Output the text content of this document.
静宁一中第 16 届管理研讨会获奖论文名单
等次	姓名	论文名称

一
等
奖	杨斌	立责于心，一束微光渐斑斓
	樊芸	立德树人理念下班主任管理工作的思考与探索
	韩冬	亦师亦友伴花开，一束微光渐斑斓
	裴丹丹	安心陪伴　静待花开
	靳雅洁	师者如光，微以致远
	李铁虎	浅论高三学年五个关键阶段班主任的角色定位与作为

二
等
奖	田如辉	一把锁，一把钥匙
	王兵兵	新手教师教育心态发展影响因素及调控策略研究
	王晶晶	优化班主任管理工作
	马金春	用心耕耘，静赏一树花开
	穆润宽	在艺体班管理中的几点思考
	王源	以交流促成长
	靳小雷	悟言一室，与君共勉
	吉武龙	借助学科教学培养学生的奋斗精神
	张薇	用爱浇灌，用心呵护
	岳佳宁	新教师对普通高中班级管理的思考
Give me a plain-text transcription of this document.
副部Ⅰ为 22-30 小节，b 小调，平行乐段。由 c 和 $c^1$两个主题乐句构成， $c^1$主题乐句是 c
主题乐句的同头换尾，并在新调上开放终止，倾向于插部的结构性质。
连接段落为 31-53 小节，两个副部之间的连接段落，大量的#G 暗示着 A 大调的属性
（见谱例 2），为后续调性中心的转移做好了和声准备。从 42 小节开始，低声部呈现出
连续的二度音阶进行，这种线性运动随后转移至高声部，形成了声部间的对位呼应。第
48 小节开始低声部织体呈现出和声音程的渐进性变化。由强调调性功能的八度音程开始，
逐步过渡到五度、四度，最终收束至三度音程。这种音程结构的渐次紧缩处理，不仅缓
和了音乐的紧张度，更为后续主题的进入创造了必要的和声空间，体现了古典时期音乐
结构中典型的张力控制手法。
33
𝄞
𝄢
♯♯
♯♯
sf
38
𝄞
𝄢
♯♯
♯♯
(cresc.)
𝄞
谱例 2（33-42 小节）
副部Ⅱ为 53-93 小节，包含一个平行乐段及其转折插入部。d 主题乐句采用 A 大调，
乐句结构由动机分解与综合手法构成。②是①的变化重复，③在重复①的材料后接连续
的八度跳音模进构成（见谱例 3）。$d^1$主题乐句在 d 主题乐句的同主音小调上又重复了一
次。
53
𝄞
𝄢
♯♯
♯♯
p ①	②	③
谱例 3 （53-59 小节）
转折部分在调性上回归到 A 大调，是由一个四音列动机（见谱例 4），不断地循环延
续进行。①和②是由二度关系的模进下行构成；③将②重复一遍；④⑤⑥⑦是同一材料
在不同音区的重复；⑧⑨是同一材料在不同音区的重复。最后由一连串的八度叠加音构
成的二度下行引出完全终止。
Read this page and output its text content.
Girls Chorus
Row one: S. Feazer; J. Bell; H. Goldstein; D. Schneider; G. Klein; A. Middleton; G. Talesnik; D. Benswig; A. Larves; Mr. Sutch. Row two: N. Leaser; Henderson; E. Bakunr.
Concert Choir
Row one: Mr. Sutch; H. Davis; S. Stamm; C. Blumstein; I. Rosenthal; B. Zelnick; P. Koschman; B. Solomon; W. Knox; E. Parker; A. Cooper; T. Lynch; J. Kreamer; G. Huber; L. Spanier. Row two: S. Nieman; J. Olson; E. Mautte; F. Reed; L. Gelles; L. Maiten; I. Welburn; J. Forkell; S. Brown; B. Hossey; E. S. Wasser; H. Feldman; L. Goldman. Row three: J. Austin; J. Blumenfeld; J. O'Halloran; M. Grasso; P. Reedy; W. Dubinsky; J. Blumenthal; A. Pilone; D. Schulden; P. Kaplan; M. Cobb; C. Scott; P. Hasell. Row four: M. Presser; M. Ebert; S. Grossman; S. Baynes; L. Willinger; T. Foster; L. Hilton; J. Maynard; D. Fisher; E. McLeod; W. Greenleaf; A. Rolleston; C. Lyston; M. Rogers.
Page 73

☆ ☆ ☆

* _Task to carry out_
Repeat the records above exactly.

* _Result_
Output the text content of this document.
静宁一中第 16 届管理研讨会获奖论文名单
等次	姓名	论文名称

一
等
奖	杨斌	立责于心，一束微光渐斑斓
	樊芸	立德树人理念下班主任管理工作的思考与探索
	韩冬	亦师亦友伴花开，一束微光渐斑斓
	裴丹丹	安心陪伴　静待花开
	靳雅洁	师者如光，微以致远
	李铁虎	浅论高三学年五个关键阶段班主任的角色定位与作为

二
等
奖	田如辉	一把锁，一把钥匙
	王兵兵	新手教师教育心态发展影响因素及调控策略研究
	王晶晶	优化班主任管理工作
	马金春	用心耕耘，静赏一树花开
	穆润宽	在艺体班管理中的几点思考
	王源	以交流促成长
	靳小雷	悟言一室，与君共勉
	吉武龙	借助学科教学培养学生的奋斗精神
	张薇	用爱浇灌，用心呵护
	岳佳宁	新教师对普通高中班级管理的思考
Give me a plain-text transcription of this document.
副部Ⅰ为 22-30 小节，b 小调，平行乐段。由 c 和 $c^1$两个主题乐句构成， $c^1$主题乐句是 c
主题乐句的同头换尾，并在新调上开放终止，倾向于插部的结构性质。
连接段落为 31-53 小节，两个副部之间的连接段落，大量的#G 暗示着 A 大调的属性
（见谱例 2），为后续调性中心的转移做好了和声准备。从 42 小节开始，低声部呈现出
连续的二度音阶进行，这种线性运动随后转移至高声部，形成了声部间的对位呼应。第
48 小节开始低声部织体呈现出和声音程的渐进性变化。由强调调性功能的八度音程开始，
逐步过渡到五度、四度，最终收束至三度音程。这种音程结构的渐次紧缩处理，不仅缓
和了音乐的紧张度，更为后续主题的进入创造了必要的和声空间，体现了古典时期音乐
结构中典型的张力控制手法。
33
𝄞
𝄢
♯♯
♯♯
sf
38
𝄞
𝄢
♯♯
♯♯
(cresc.)
𝄞
谱例 2（33-42 小节）
副部Ⅱ为 53-93 小节，包含一个平行乐段及其转折插入部。d 主题乐句采用 A 大调，
乐句结构由动机分解与综合手法构成。②是①的变化重复，③在重复①的材料后接连续
的八度跳音模进构成（见谱例 3）。$d^1$主题乐句在 d 主题乐句的同主音小调上又重复了一
次。
53
𝄞
𝄢
♯♯
♯♯
p ①	②	③
谱例 3 （53-59 小节）
转折部分在调性上回归到 A 大调，是由一个四音列动机（见谱例 4），不断地循环延
续进行。①和②是由二度关系的模进下行构成；③将②重复一遍；④⑤⑥⑦是同一材料
在不同音区的重复；⑧⑨是同一材料在不同音区的重复。最后由一连串的八度叠加音构
成的二度下行引出完全终止。
Read this page and output its text content.
Girls Chorus
Row one: S. Feazer; J. Bell; H. Goldstein; D. Schneider; G. Klein; A. Middleton; G. Talesnik; D. Benswig; A. Larves; Mr. Sutch. Row two: N. Leaser; Henderson; E. Bakunr.
Concert Choir
Row one: Mr. Sutch; H. Davis; S. Stamm; C. Blumstein; I. Rosenthal; B. Zelnick; P. Koschman; B. Solomon; W. Knox; E. Parker; A. Cooper; T. Lynch; J. Kreamer; G. Huber; L. Spanier. Row two: S. Nieman; J. Olson; E. Mautte; F. Reed; L. Gelles; L. Maiten; I. Welburn; J. Forkell; S. Brown; B. Hossey; E. S. Wasser; H. Feldman; L. Goldman. Row three: J. Austin; J. Blumenfeld; J. O'Halloran; M. Grasso; P. Reedy; W. Dubinsky; J. Blumenthal; A. Pilone; D. Schulden; P. Kaplan; M. Cobb; C. Scott; P. Hasell. Row four: M. Presser; M. Ebert; S. Grossman; S. Baynes; L. Willinger; T. Foster; L. Hilton; J. Maynard; D. Fisher; E. McLeod; W. Greenleaf; A. Rolleston; C. Lyston; M. Rogers.
Page 73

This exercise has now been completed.